■ **EXERCISE INSTRUCTIONS**:
Copy out each line of the material in which the word "mich" appears.

■ **SOURCE RECORDS**:
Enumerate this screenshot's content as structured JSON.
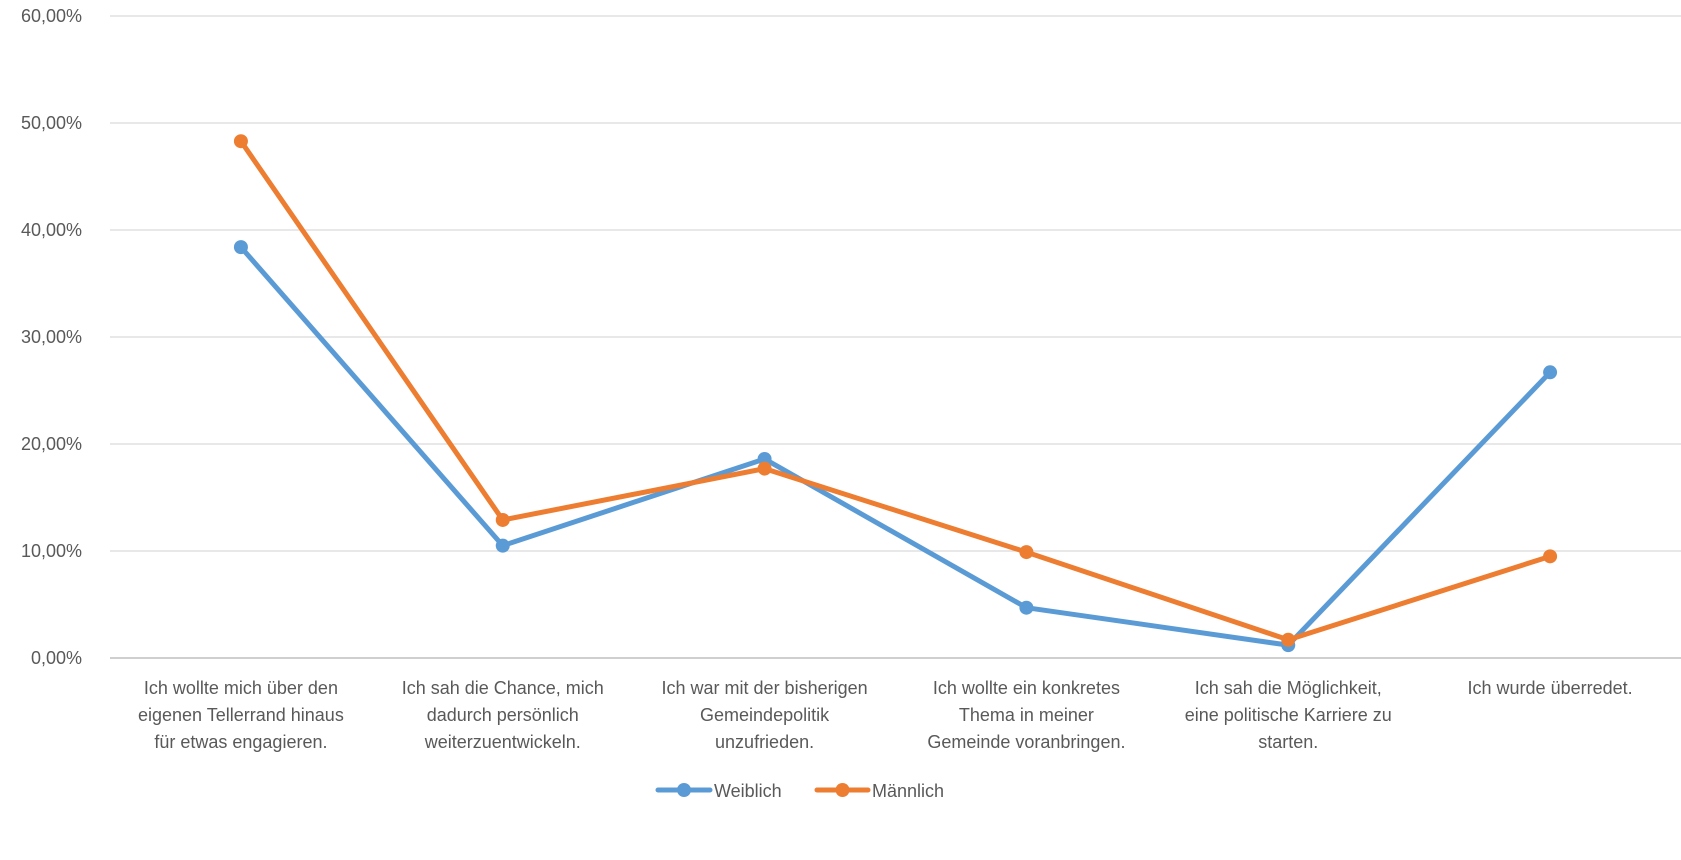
{
  "chart_data": {
    "type": "line",
    "title": "",
    "xlabel": "",
    "ylabel": "",
    "ylim": [
      0,
      60
    ],
    "y_ticks": [
      "0,00%",
      "10,00%",
      "20,00%",
      "30,00%",
      "40,00%",
      "50,00%",
      "60,00%"
    ],
    "y_tick_values": [
      0,
      10,
      20,
      30,
      40,
      50,
      60
    ],
    "grid": true,
    "legend_position": "bottom",
    "categories": [
      [
        "Ich wollte mich über den",
        "eigenen Tellerrand hinaus",
        "für etwas engagieren."
      ],
      [
        "Ich sah die Chance, mich",
        "dadurch persönlich",
        "weiterzuentwickeln."
      ],
      [
        "Ich war mit der bisherigen",
        "Gemeindepolitik",
        "unzufrieden."
      ],
      [
        "Ich wollte ein konkretes",
        "Thema in meiner",
        "Gemeinde voranbringen."
      ],
      [
        "Ich sah die Möglichkeit,",
        "eine politische Karriere zu",
        "starten."
      ],
      [
        "Ich wurde überredet."
      ]
    ],
    "series": [
      {
        "name": "Weiblich",
        "color": "#5B9BD5",
        "values": [
          38.4,
          10.5,
          18.6,
          4.7,
          1.2,
          26.7
        ]
      },
      {
        "name": "Männlich",
        "color": "#ED7D31",
        "values": [
          48.3,
          12.9,
          17.7,
          9.9,
          1.7,
          9.5
        ]
      }
    ]
  }
}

■ **EXERCISE RESULT**:
        "Ich wollte mich über den",
        "Ich sah die Chance, mich",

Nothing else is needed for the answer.